**GOAL:** Locate the line containing "Decode this image" in the entries below, then retype it and every later line exactly, leaving out pictures.

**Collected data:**

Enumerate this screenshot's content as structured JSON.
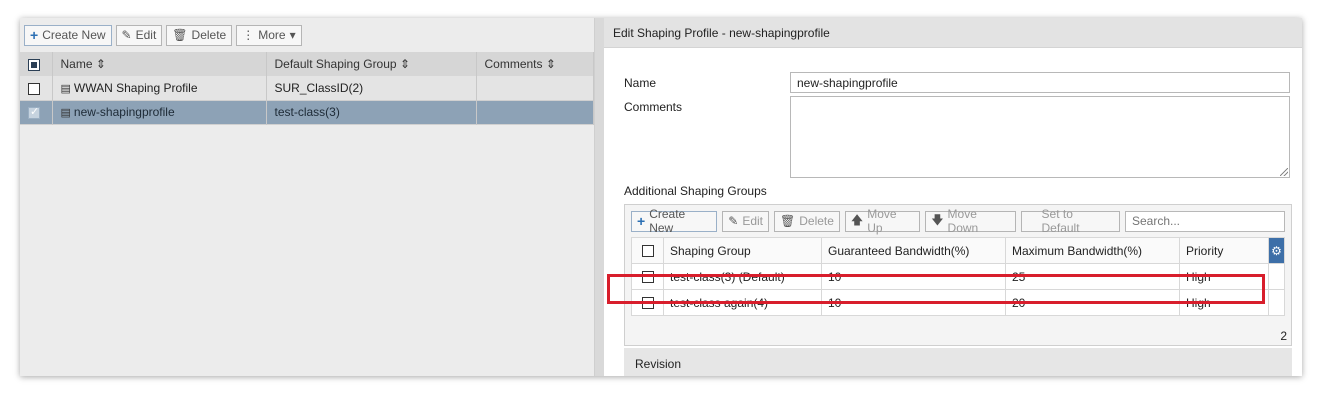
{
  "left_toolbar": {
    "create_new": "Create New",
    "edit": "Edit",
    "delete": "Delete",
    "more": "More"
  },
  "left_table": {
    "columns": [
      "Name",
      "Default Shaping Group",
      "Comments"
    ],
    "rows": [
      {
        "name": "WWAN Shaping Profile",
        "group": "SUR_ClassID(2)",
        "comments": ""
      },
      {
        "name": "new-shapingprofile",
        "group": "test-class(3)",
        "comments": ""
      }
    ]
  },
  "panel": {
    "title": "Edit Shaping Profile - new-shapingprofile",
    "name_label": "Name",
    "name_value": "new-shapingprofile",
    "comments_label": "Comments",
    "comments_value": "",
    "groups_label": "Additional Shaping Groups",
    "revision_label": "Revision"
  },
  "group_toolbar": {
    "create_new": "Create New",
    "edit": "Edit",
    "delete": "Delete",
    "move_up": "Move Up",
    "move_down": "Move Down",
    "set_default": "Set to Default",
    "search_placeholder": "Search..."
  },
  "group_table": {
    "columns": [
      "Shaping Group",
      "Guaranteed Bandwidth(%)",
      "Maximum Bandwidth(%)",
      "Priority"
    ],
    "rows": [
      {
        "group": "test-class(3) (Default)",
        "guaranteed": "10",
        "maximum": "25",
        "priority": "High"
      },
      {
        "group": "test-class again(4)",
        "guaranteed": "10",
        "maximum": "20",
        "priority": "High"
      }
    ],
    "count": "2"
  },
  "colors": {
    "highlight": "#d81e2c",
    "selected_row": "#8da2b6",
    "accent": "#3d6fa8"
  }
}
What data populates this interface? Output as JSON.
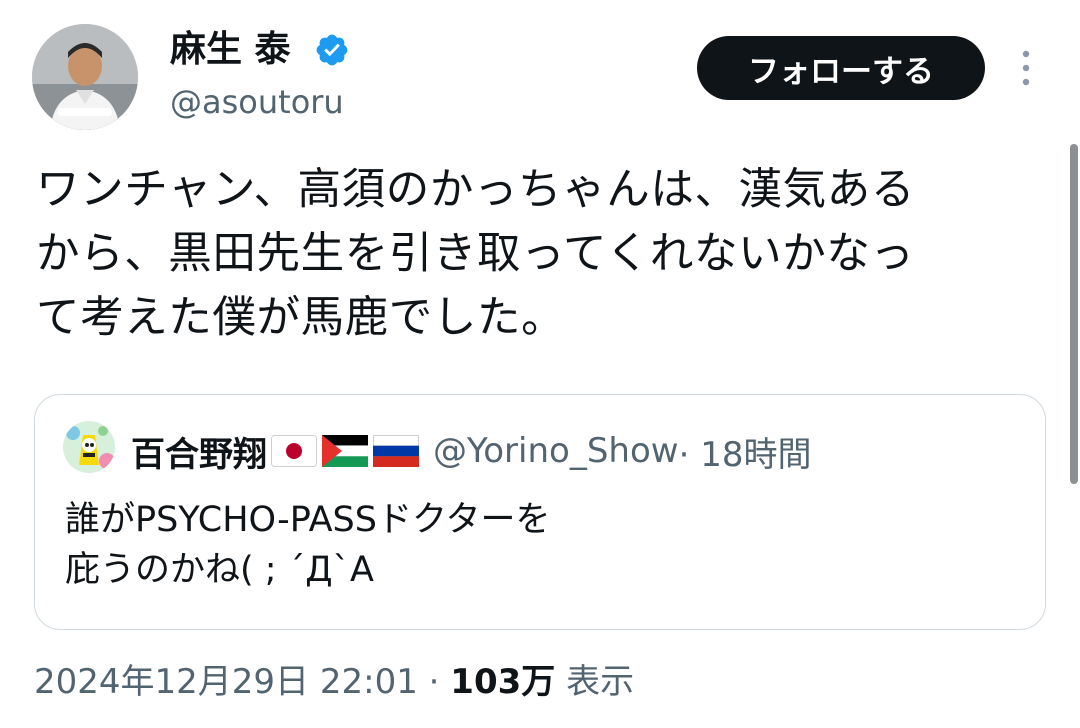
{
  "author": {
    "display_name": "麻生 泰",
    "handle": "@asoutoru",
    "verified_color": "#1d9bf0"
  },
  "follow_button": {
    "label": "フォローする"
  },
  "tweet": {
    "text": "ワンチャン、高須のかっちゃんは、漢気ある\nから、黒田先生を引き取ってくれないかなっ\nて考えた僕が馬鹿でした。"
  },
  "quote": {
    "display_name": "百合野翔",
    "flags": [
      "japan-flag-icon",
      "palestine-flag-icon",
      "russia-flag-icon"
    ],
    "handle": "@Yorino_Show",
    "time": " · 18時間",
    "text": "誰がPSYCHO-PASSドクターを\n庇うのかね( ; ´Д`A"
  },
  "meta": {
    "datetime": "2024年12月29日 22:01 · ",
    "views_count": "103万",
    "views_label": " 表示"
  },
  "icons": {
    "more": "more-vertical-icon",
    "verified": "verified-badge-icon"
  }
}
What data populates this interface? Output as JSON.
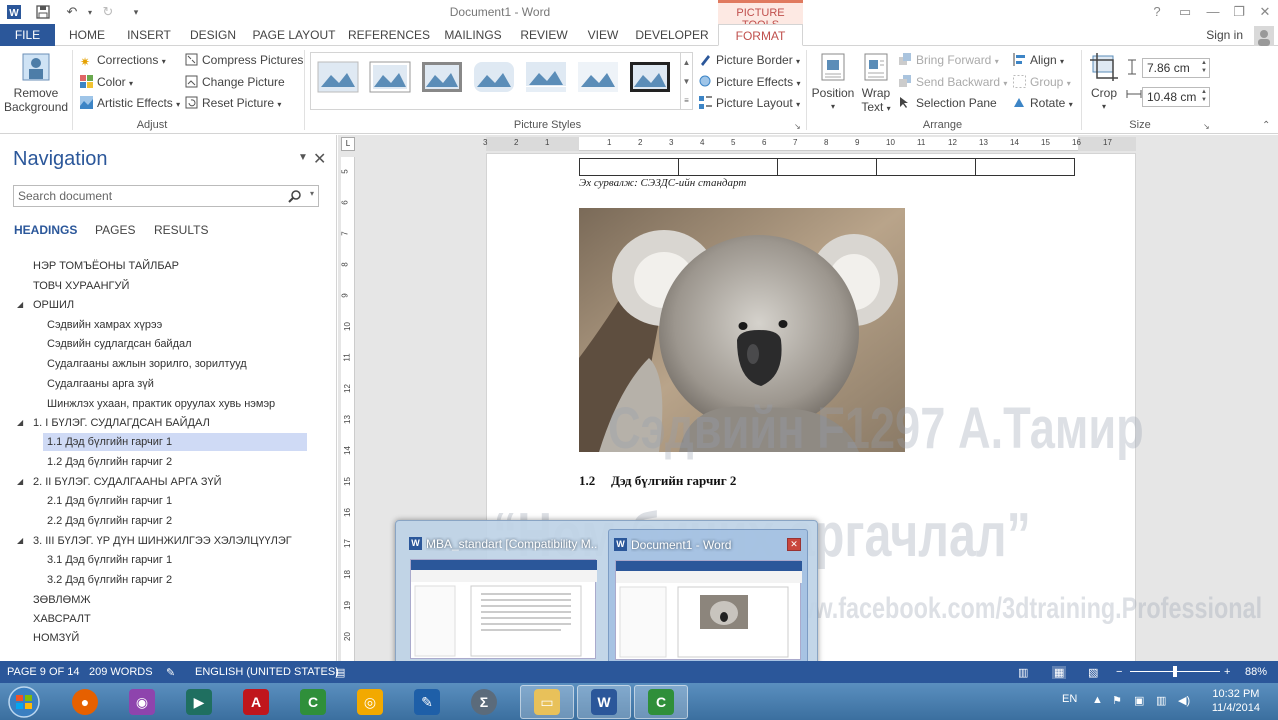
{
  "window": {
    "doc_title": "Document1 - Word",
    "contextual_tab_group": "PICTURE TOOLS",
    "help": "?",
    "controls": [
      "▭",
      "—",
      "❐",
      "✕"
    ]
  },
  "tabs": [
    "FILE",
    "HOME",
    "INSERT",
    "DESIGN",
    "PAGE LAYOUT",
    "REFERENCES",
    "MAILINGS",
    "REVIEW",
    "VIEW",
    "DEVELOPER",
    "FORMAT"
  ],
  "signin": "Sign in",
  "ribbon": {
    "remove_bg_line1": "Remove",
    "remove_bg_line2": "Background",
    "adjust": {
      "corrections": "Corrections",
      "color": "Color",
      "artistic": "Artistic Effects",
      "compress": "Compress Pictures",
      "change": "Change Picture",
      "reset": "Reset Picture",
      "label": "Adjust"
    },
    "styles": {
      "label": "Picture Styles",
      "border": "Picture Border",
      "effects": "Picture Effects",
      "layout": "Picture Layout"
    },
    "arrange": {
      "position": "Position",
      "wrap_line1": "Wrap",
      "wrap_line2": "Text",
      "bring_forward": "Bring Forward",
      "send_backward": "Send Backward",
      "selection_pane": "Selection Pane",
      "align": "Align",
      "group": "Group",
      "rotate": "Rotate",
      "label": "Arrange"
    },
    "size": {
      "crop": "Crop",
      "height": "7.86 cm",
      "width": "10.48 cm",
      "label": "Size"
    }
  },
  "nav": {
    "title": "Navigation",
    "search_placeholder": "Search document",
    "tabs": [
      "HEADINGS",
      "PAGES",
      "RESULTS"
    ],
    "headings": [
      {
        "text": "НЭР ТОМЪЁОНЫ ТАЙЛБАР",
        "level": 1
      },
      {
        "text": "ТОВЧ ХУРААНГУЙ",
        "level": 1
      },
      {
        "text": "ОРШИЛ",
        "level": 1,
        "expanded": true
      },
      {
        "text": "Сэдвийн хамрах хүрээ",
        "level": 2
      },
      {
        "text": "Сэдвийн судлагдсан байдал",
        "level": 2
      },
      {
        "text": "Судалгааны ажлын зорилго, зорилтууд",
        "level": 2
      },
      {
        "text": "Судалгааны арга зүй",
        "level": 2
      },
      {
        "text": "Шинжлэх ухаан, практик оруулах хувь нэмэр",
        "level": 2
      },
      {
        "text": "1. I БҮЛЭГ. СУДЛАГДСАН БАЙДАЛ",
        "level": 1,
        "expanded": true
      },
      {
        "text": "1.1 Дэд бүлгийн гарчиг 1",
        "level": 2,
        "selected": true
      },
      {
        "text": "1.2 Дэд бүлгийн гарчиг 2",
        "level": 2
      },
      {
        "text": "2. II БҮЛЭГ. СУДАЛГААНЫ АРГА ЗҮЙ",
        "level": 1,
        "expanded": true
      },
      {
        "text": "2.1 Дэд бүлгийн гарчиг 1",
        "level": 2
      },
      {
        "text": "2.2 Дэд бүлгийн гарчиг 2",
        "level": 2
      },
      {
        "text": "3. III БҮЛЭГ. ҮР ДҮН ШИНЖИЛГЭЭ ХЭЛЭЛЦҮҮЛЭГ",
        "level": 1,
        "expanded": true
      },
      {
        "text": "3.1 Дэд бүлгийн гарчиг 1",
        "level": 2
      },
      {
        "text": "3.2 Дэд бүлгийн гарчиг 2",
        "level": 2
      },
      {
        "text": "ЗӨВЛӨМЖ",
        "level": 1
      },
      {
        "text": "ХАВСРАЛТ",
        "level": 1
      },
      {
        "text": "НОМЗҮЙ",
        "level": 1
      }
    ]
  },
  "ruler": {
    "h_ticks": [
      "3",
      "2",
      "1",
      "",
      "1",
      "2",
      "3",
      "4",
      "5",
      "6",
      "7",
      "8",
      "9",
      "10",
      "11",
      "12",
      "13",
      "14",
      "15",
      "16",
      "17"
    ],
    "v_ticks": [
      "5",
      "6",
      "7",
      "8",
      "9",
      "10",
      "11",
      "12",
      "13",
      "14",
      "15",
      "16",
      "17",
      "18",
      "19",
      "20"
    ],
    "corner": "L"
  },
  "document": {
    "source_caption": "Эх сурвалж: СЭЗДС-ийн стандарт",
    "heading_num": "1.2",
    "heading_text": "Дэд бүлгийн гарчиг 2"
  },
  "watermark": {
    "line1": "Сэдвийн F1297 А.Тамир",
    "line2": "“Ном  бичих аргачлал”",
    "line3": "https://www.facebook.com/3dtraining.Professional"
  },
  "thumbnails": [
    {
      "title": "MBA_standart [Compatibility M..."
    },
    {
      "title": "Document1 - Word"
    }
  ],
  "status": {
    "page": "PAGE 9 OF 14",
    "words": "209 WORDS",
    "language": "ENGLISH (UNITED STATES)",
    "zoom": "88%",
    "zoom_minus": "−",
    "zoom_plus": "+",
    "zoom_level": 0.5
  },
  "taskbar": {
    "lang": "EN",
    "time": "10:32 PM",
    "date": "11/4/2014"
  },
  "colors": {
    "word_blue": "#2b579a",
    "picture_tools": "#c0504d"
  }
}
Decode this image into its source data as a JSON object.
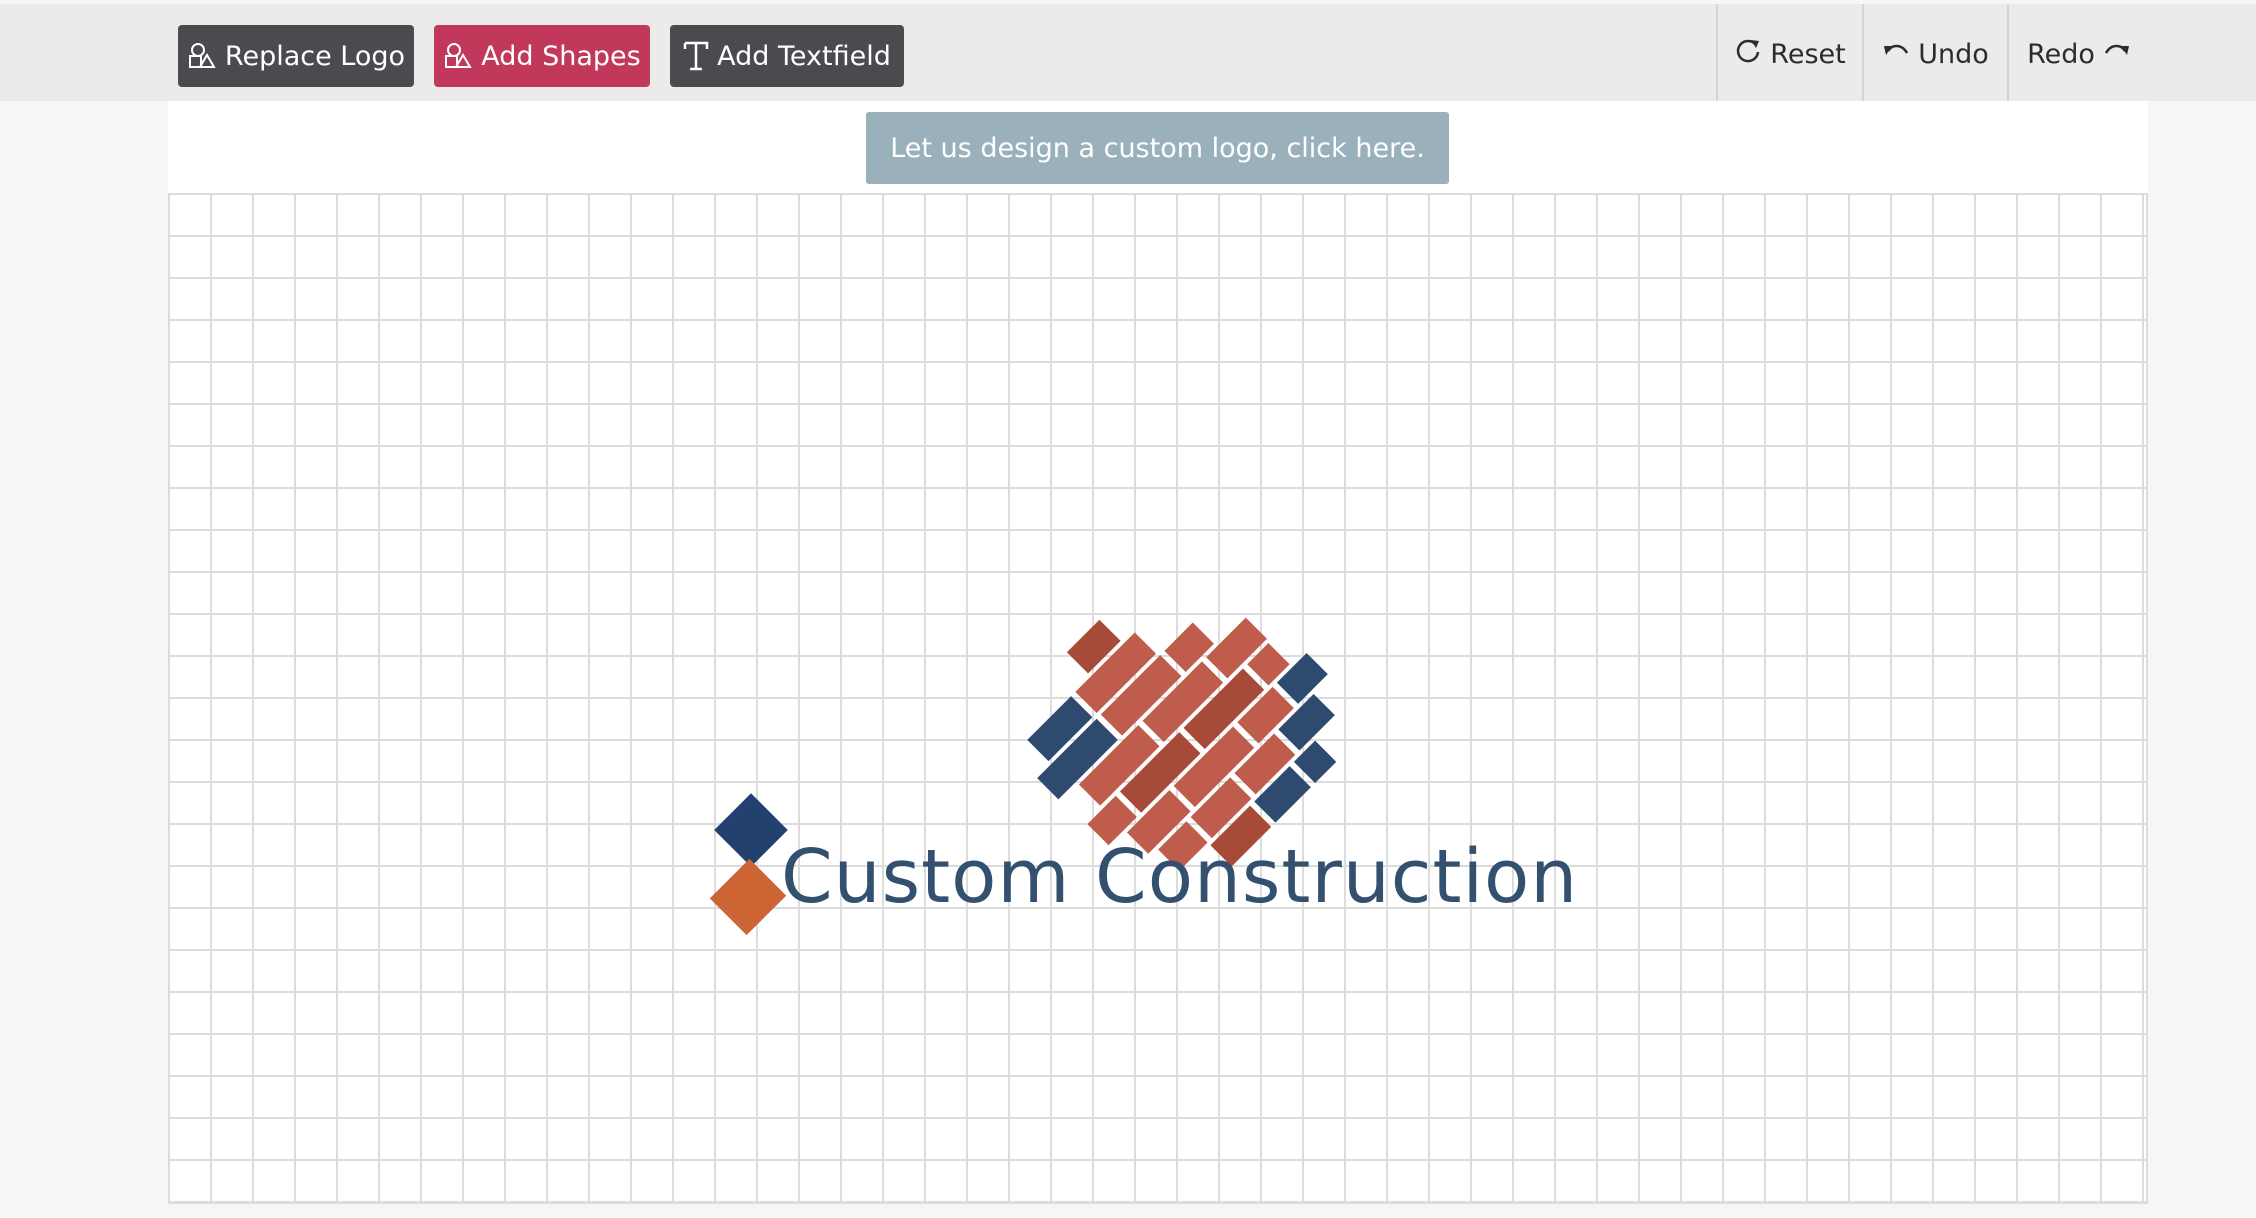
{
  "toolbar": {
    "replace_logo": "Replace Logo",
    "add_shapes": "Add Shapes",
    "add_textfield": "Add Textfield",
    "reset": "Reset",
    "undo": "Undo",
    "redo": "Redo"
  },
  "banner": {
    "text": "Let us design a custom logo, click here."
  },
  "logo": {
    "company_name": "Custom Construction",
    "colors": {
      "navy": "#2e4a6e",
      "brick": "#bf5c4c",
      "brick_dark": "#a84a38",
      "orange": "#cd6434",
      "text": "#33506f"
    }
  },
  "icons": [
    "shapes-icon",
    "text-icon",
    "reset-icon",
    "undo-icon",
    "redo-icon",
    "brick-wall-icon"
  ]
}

**OUTPUT BELOW:**
Decode this image into its source data as a JSON object.
{
  "toolbar": {
    "replace_logo": "Replace Logo",
    "add_shapes": "Add Shapes",
    "add_textfield": "Add Textfield",
    "reset": "Reset",
    "undo": "Undo",
    "redo": "Redo"
  },
  "banner": {
    "text": "Let us design a custom logo, click here."
  },
  "logo": {
    "company_name": "Custom Construction",
    "colors": {
      "navy": "#2e4a6e",
      "brick": "#bf5c4c",
      "brick_dark": "#a84a38",
      "orange": "#cd6434",
      "text": "#33506f"
    }
  },
  "icons": [
    "shapes-icon",
    "text-icon",
    "reset-icon",
    "undo-icon",
    "redo-icon",
    "brick-wall-icon"
  ]
}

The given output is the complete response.